Your task: Which lines in the records below include the word "不能起到防护的作用"? Report each of them in full.

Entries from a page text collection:

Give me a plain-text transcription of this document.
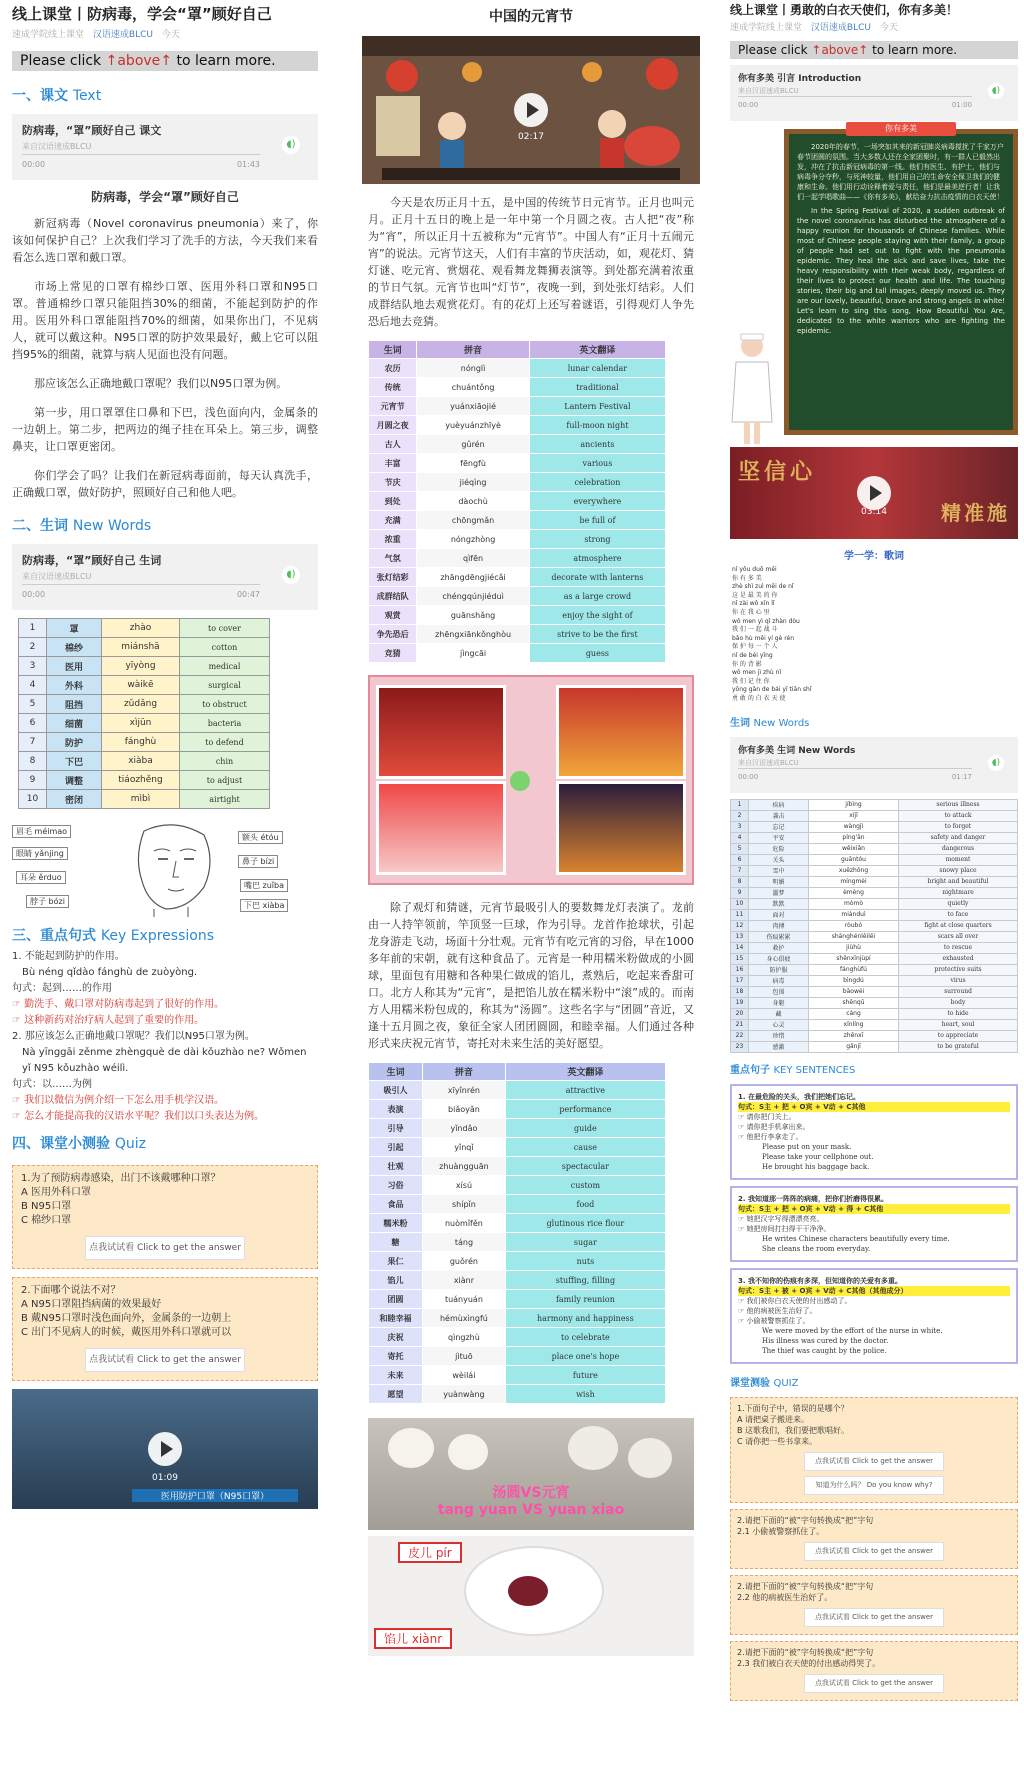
线上课堂丨防病毒，学会“罩”顾好自己
速成学院线上课堂 汉语速成BLCU 今天
Please click ↑above↑ to learn more.
一、课文 Text
防病毒，“罩”顾好自己 课文
来自汉语速成BLCU
00:00	01:43
◖)
防病毒，学会“罩”顾好自己
新冠病毒（Novel coronavirus pneumonia）来了，你该如何保护自己？上次我们学习了洗手的方法，今天我们来看看怎么选口罩和戴口罩。
市场上常见的口罩有棉纱口罩、医用外科口罩和N95口罩。普通棉纱口罩只能阻挡30%的细菌，不能起到防护的作用。医用外科口罩能阻挡70%的细菌，如果你出门，不见病人，就可以戴这种。N95口罩的防护效果最好，戴上它可以阻挡95%的细菌，就算与病人见面也没有问题。
那应该怎么正确地戴口罩呢？我们以N95口罩为例。
第一步，用口罩罩住口鼻和下巴，浅色面向内，金属条的一边朝上。第二步，把两边的绳子挂在耳朵上。第三步，调整鼻夹，让口罩更密闭。
你们学会了吗？让我们在新冠病毒面前，每天认真洗手，正确戴口罩，做好防护，照顾好自己和他人吧。
二、生词 New Words
防病毒，“罩”顾好自己 生词
来自汉语速成BLCU
00:00	00:47
◖)
1	罩	zhào	to cover
2	棉纱	miánshā	cotton
3	医用	yīyòng	medical
4	外科	wàikē	surgical
5	阻挡	zǔdǎng	to obstruct
6	细菌	xìjūn	bacteria
7	防护	fánghù	to defend
8	下巴	xiàba	chin
9	调整	tiáozhěng	to adjust
10	密闭	mìbì	airtight
眉毛 méimao
眼睛 yǎnjing
耳朵 ěrduo
脖子 bózi
额头 étóu
鼻子 bízi
嘴巴 zuǐba
下巴 xiàba
三、重点句式 Key Expressions
1. 不能起到防护的作用。
Bù néng qǐdào fánghù de zuòyòng.
句式：起到……的作用
☞ 勤洗手、戴口罩对防病毒起到了很好的作用。
☞ 这种新药对治疗病人起到了重要的作用。
2. 那应该怎么正确地戴口罩呢？我们以N95口罩为例。
Nà yīnggāi zěnme zhèngquè de dài kǒuzhào ne? Wǒmen yǐ N95 kǒuzhào wéilì.
句式：以……为例
☞ 我们以微信为例介绍一下怎么用手机学汉语。
☞ 怎么才能提高我的汉语水平呢？我们以口头表达为例。
四、课堂小测验 Quiz
1.为了预防病毒感染，出门不该戴哪种口罩？
A 医用外科口罩
B N95口罩
C 棉纱口罩
点我试试看 Click to get the answer
2.下面哪个说法不对？
A N95口罩阻挡病菌的效果最好
B 戴N95口罩时浅色面向外，金属条的一边朝上
C 出门不见病人的时候，戴医用外科口罩就可以
点我试试看 Click to get the answer
01:09
医用防护口罩（N95口罩）
中国的元宵节
02:17
今天是农历正月十五，是中国的传统节日元宵节。正月也叫元月。正月十五日的晚上是一年中第一个月圆之夜。古人把“夜”称为“宵”，所以正月十五被称为“元宵节”。中国人有“正月十五闹元宵”的说法。元宵节这天，人们有丰富的节庆活动，如，观花灯、猜灯谜、吃元宵、赏烟花、观看舞龙舞狮表演等。到处都充满着浓重的节日气氛。元宵节也叫“灯节”，夜晚一到，到处张灯结彩。人们成群结队地去观赏花灯。有的花灯上还写着谜语，引得观灯人争先恐后地去竞猜。
生词	拼音	英文翻译
农历	nónglì	lunar calendar
传统	chuántǒng	traditional
元宵节	yuánxiāojié	Lantern Festival
月圆之夜	yuèyuánzhīyè	full-moon night
古人	gǔrén	ancients
丰富	fēngfù	various
节庆	jiéqìng	celebration
到处	dàochù	everywhere
充满	chōngmǎn	be full of
浓重	nóngzhòng	strong
气氛	qìfēn	atmosphere
张灯结彩	zhāngdēngjiécǎi	decorate with lanterns
成群结队	chéngqúnjiéduì	as a large crowd
观赏	guānshǎng	enjoy the sight of
争先恐后	zhēngxiānkǒnghòu	strive to be the first
竞猜	jìngcāi	guess
除了观灯和猜谜，元宵节最吸引人的要数舞龙灯表演了。龙前由一人持竿领前，竿顶竖一巨球，作为引导。龙首作抢球状，引起龙身游走飞动，场面十分壮观。元宵节有吃元宵的习俗，早在1000多年前的宋朝，就有这种食品了。元宵是一种用糯米粉做成的小圆球，里面包有用糖和各种果仁做成的馅儿，煮熟后，吃起来香甜可口。北方人称其为“元宵”，是把馅儿放在糯米粉中“滚”成的。而南方人用糯米粉包成的，称其为“汤圆”。这些名字与“团圆”音近，又逢十五月圆之夜，象征全家人团团圆圆，和睦幸福。人们通过各种形式来庆祝元宵节，寄托对未来生活的美好愿望。
生词	拼音	英文翻译
吸引人	xīyǐnrén	attractive
表演	biǎoyǎn	performance
引导	yǐndǎo	guide
引起	yǐnqǐ	cause
壮观	zhuàngguān	spectacular
习俗	xísú	custom
食品	shípǐn	food
糯米粉	nuòmǐfěn	glutinous rice flour
糖	táng	sugar
果仁	guǒrén	nuts
馅儿	xiànr	stuffing, filling
团圆	tuányuán	family reunion
和睦幸福	hémùxìngfú	harmony and happiness
庆祝	qìngzhù	to celebrate
寄托	jìtuō	place one's hope
未来	wèilái	future
愿望	yuànwàng	wish
汤圆VS元宵
tang yuan VS yuan xiao
皮儿 pír
馅儿 xiànr
线上课堂丨勇敢的白衣天使们，你有多美！
速成学院线上课堂 汉语速成BLCU 今天
Please click ↑above↑ to learn more.
你有多美 引言 Introduction
来自汉语速成BLCU
00:00	01:00
◖)
你有多美
2020年的春节，一场突如其来的新冠肺炎病毒搅扰了千家万户春节团圆的氛围。当大多数人还在全家团聚时，有一群人已毅然出发，冲在了抗击新冠病毒的第一线。他们有医生、有护士，他们与病毒争分夺秒，与死神较量，他们用自己的生命安全保卫我们的健康和生命。他们用行动诠释着爱与责任，他们是最美逆行者！让我们一起学唱歌曲——《你有多美》，献给奋力抗击疫情的白衣天使！
In the Spring Festival of 2020, a sudden outbreak of the novel coronavirus has disturbed the atmosphere of a happy reunion for thousands of Chinese families. While most of Chinese people staying with their family, a group of people had set out to fight with the pneumonia epidemic. They heal the sick and save lives, take the heavy responsibility with their weak body, regardless of their lives to protect our health and life. The touching stories, their big and tall images, deeply moved us. They are our lovely, beautiful, brave and strong angels in white! Let's learn to sing this song, How Beautiful You Are, dedicated to the white warriors who are fighting the epidemic.
坚信心
精准施
03:14
学一学：歌词
nǐ yǒu duō měi
你 有 多 美
zhè shì zuì měi de nǐ
这 是 最 美 的 你
nǐ zài wǒ xīn lǐ
你 在 我 心 里
wǒ men yì qǐ zhàn dòu
我 们 一 起 战 斗
bǎo hù měi yí gè rén
保 护 每 一 个 人
nǐ de bèi yǐng
你 的 背 影
wǒ men jì zhù nǐ
我 们 记 住 你
yǒng gǎn de bái yī tiān shǐ
勇 敢 的 白 衣 天 使
生词 New Words
你有多美 生词 New Words
来自汉语速成BLCU
00:00	01:17
◖)
1	疾病	jíbìng	serious illness
2	袭击	xíjī	to attack
3	忘记	wàngjì	to forget
4	平安	píng'ān	safety and danger
5	危险	wēixiǎn	dangerous
6	关头	guāntóu	moment
7	雪中	xuězhōng	snowy place
8	明媚	míngmèi	bright and beautiful
9	噩梦	èmèng	nightmare
10	默默	mòmò	quietly
11	面对	miànduì	to face
12	肉搏	ròubó	fight at close quarters
13	伤痕累累	shānghénlěilěi	scars all over
14	救护	jiùhù	to rescue
15	身心俱疲	shēnxīnjùpí	exhausted
16	防护服	fánghùfú	protective suits
17	病毒	bìngdú	virus
18	包围	bāowéi	surround
19	身躯	shēnqū	body
20	藏	cáng	to hide
21	心灵	xīnlíng	heart, soul
22	珍惜	zhēnxī	to appreciate
23	感激	gǎnjī	to be grateful
重点句子 KEY SENTENCES
1. 在最危险的关头，我们把她们忘记。
句式：S主 + 把 + O宾 + V动 + C其他
☞ 请你把门关上。
☞ 请你把手机拿出来。
☞ 他把行李拿走了。
Please put on your mask.
Please take your cellphone out.
He brought his baggage back.
2. 我知道那一阵阵的病痛，把你们折磨得很累。
句式：S主 + 把 + O宾 + V动 + 得 + C其他
☞ 她把汉字写得漂漂亮亮。
☞ 她把房间打扫得干干净净。
He writes Chinese characters beautifully every time.
She cleans the room everyday.
3. 我不知你的伤痕有多深，但知道你的关爱有多重。
句式：S主 + 被 + O宾 + V动 + C其他（其他成分）
☞ 我们被你白衣天使的付出感动了。
☞ 他的病被医生治好了。
☞ 小偷被警察抓住了。
We were moved by the effort of the nurse in white.
His illness was cured by the doctor.
The thief was caught by the police.
课堂测验 QUIZ
1.下面句子中，错误的是哪个？
A 请把桌子搬进来。
B 这歌我们，我们要把歌唱好。
C 请你把一些书拿来。
点我试试看 Click to get the answer
知道为什么吗？ Do you know why?
2.请把下面的“被”字句转换成“把”字句
2.1 小偷被警察抓住了。
点我试试看 Click to get the answer
2.请把下面的“被”字句转换成“把”字句
2.2 他的病被医生治好了。
点我试试看 Click to get the answer
2.请把下面的“被”字句转换成“把”字句
2.3 我们被白衣天使的付出感动得哭了。
点我试试看 Click to get the answer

Task output:
市场上常见的口罩有棉纱口罩、医用外科口罩和N95口罩。普通棉纱口罩只能阻挡30%的细菌，不能起到防护的作用。医用外科口罩能阻挡70%的细菌，如果你出门，不见病人，就可以戴这种。N95口罩的防护效果最好，戴上它可以阻挡95%的细菌，就算与病人见面也没有问题。
1. 不能起到防护的作用。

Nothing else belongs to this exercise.